= TASK STATEMENT =
Return all the data, word for word.

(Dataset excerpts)

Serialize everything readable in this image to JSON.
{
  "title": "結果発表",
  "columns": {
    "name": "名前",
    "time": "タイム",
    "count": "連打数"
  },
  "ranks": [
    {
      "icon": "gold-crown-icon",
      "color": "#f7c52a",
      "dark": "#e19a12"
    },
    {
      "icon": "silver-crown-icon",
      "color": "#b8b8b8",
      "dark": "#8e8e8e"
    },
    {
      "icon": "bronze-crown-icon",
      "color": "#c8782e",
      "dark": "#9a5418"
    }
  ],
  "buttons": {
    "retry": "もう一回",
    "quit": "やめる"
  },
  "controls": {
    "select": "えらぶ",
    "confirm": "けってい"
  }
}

= EXERCISE ANSWER =
Serialize everything readable in this image to JSON.
{
  "title": "結果発表",
  "columns": {
    "name": "名前",
    "time": "タイム",
    "count": "連打数"
  },
  "ranks": [
    {
      "icon": "gold-crown-icon",
      "color": "#f7c52a",
      "dark": "#e19a12"
    },
    {
      "icon": "silver-crown-icon",
      "color": "#b8b8b8",
      "dark": "#8e8e8e"
    },
    {
      "icon": "bronze-crown-icon",
      "color": "#c8782e",
      "dark": "#9a5418"
    }
  ],
  "buttons": {
    "retry": "もう一回",
    "quit": "やめる"
  },
  "controls": {
    "select": "えらぶ",
    "confirm": "けってい"
  }
}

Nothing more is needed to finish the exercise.